> Instruction:
You are to retype all of the data exactly as it appears.

> Input material:
#####

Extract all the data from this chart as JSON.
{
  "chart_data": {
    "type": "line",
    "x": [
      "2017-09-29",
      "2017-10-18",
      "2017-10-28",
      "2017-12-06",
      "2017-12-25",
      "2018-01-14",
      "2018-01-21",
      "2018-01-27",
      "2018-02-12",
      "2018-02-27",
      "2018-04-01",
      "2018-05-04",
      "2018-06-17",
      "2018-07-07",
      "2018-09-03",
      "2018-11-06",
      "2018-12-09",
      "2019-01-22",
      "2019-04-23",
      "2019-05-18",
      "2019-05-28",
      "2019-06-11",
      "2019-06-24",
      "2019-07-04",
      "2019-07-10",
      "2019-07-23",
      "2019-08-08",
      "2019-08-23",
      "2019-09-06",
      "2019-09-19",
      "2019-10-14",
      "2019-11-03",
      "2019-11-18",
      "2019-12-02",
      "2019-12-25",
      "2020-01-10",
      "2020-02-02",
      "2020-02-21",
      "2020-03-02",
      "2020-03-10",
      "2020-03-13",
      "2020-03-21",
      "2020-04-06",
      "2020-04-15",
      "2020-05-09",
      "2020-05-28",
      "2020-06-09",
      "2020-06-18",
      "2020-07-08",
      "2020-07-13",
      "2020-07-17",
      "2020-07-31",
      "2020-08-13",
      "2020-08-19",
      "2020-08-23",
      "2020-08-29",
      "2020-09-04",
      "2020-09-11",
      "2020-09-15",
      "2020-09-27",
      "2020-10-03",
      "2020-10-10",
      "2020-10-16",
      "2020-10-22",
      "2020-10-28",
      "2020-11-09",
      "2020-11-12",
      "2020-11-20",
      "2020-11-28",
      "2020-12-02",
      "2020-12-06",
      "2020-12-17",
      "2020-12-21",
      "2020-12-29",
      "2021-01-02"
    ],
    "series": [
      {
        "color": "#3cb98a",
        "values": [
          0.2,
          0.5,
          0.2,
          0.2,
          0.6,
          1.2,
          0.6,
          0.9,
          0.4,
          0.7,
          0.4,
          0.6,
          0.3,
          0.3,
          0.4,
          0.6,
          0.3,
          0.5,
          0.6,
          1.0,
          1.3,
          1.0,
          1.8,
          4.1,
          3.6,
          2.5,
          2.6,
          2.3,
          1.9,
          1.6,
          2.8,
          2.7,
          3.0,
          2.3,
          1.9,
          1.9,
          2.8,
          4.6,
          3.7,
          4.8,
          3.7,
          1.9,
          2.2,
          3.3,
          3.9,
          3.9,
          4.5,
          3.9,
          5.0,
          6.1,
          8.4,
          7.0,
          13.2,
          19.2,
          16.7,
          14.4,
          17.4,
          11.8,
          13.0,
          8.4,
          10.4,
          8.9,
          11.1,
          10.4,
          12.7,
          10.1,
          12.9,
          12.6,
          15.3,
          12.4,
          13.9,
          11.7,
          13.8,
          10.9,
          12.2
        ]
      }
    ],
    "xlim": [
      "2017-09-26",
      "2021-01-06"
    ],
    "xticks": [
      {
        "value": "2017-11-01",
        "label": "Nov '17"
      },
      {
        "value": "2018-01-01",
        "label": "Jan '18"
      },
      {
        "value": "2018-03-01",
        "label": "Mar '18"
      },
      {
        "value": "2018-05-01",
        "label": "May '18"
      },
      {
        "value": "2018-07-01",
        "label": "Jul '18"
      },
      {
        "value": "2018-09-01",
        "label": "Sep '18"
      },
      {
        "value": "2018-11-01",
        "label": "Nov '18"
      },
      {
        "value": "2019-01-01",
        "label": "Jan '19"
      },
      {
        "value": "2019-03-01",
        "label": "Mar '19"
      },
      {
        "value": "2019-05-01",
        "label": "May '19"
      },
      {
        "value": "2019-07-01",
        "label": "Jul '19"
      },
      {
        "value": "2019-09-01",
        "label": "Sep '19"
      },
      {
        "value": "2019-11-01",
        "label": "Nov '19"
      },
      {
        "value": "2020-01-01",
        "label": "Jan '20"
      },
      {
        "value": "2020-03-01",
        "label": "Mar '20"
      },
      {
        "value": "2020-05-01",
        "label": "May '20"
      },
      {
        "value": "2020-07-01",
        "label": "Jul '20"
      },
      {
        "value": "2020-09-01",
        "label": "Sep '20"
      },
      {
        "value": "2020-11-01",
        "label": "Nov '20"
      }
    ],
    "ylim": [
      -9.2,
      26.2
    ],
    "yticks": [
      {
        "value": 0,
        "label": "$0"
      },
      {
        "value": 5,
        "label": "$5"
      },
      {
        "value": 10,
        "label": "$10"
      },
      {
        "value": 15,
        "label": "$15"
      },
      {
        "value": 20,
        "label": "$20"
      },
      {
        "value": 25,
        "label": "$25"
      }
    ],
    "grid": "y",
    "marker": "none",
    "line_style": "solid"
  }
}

#####

> Exercise output:
Extract all the data from this chart as JSON.
{
  "chart_data": {
    "type": "line",
    "x": [
      "2017-09-29",
      "2017-10-18",
      "2017-10-28",
      "2017-12-06",
      "2017-12-25",
      "2018-01-14",
      "2018-01-21",
      "2018-01-27",
      "2018-02-12",
      "2018-02-27",
      "2018-04-01",
      "2018-05-04",
      "2018-06-17",
      "2018-07-07",
      "2018-09-03",
      "2018-11-06",
      "2018-12-09",
      "2019-01-22",
      "2019-04-23",
      "2019-05-18",
      "2019-05-28",
      "2019-06-11",
      "2019-06-24",
      "2019-07-04",
      "2019-07-10",
      "2019-07-23",
      "2019-08-08",
      "2019-08-23",
      "2019-09-06",
      "2019-09-19",
      "2019-10-14",
      "2019-11-03",
      "2019-11-18",
      "2019-12-02",
      "2019-12-25",
      "2020-01-10",
      "2020-02-02",
      "2020-02-21",
      "2020-03-02",
      "2020-03-10",
      "2020-03-13",
      "2020-03-21",
      "2020-04-06",
      "2020-04-15",
      "2020-05-09",
      "2020-05-28",
      "2020-06-09",
      "2020-06-18",
      "2020-07-08",
      "2020-07-13",
      "2020-07-17",
      "2020-07-31",
      "2020-08-13",
      "2020-08-19",
      "2020-08-23",
      "2020-08-29",
      "2020-09-04",
      "2020-09-11",
      "2020-09-15",
      "2020-09-27",
      "2020-10-03",
      "2020-10-10",
      "2020-10-16",
      "2020-10-22",
      "2020-10-28",
      "2020-11-09",
      "2020-11-12",
      "2020-11-20",
      "2020-11-28",
      "2020-12-02",
      "2020-12-06",
      "2020-12-17",
      "2020-12-21",
      "2020-12-29",
      "2021-01-02"
    ],
    "series": [
      {
        "color": "#3cb98a",
        "values": [
          0.2,
          0.5,
          0.2,
          0.2,
          0.6,
          1.2,
          0.6,
          0.9,
          0.4,
          0.7,
          0.4,
          0.6,
          0.3,
          0.3,
          0.4,
          0.6,
          0.3,
          0.5,
          0.6,
          1.0,
          1.3,
          1.0,
          1.8,
          4.1,
          3.6,
          2.5,
          2.6,
          2.3,
          1.9,
          1.6,
          2.8,
          2.7,
          3.0,
          2.3,
          1.9,
          1.9,
          2.8,
          4.6,
          3.7,
          4.8,
          3.7,
          1.9,
          2.2,
          3.3,
          3.9,
          3.9,
          4.5,
          3.9,
          5.0,
          6.1,
          8.4,
          7.0,
          13.2,
          19.2,
          16.7,
          14.4,
          17.4,
          11.8,
          13.0,
          8.4,
          10.4,
          8.9,
          11.1,
          10.4,
          12.7,
          10.1,
          12.9,
          12.6,
          15.3,
          12.4,
          13.9,
          11.7,
          13.8,
          10.9,
          12.2
        ]
      }
    ],
    "xlim": [
      "2017-09-26",
      "2021-01-06"
    ],
    "xticks": [
      {
        "value": "2017-11-01",
        "label": "Nov '17"
      },
      {
        "value": "2018-01-01",
        "label": "Jan '18"
      },
      {
        "value": "2018-03-01",
        "label": "Mar '18"
      },
      {
        "value": "2018-05-01",
        "label": "May '18"
      },
      {
        "value": "2018-07-01",
        "label": "Jul '18"
      },
      {
        "value": "2018-09-01",
        "label": "Sep '18"
      },
      {
        "value": "2018-11-01",
        "label": "Nov '18"
      },
      {
        "value": "2019-01-01",
        "label": "Jan '19"
      },
      {
        "value": "2019-03-01",
        "label": "Mar '19"
      },
      {
        "value": "2019-05-01",
        "label": "May '19"
      },
      {
        "value": "2019-07-01",
        "label": "Jul '19"
      },
      {
        "value": "2019-09-01",
        "label": "Sep '19"
      },
      {
        "value": "2019-11-01",
        "label": "Nov '19"
      },
      {
        "value": "2020-01-01",
        "label": "Jan '20"
      },
      {
        "value": "2020-03-01",
        "label": "Mar '20"
      },
      {
        "value": "2020-05-01",
        "label": "May '20"
      },
      {
        "value": "2020-07-01",
        "label": "Jul '20"
      },
      {
        "value": "2020-09-01",
        "label": "Sep '20"
      },
      {
        "value": "2020-11-01",
        "label": "Nov '20"
      }
    ],
    "ylim": [
      -9.2,
      26.2
    ],
    "yticks": [
      {
        "value": 0,
        "label": "$0"
      },
      {
        "value": 5,
        "label": "$5"
      },
      {
        "value": 10,
        "label": "$10"
      },
      {
        "value": 15,
        "label": "$15"
      },
      {
        "value": 20,
        "label": "$20"
      },
      {
        "value": 25,
        "label": "$25"
      }
    ],
    "grid": "y",
    "marker": "none",
    "line_style": "solid"
  }
}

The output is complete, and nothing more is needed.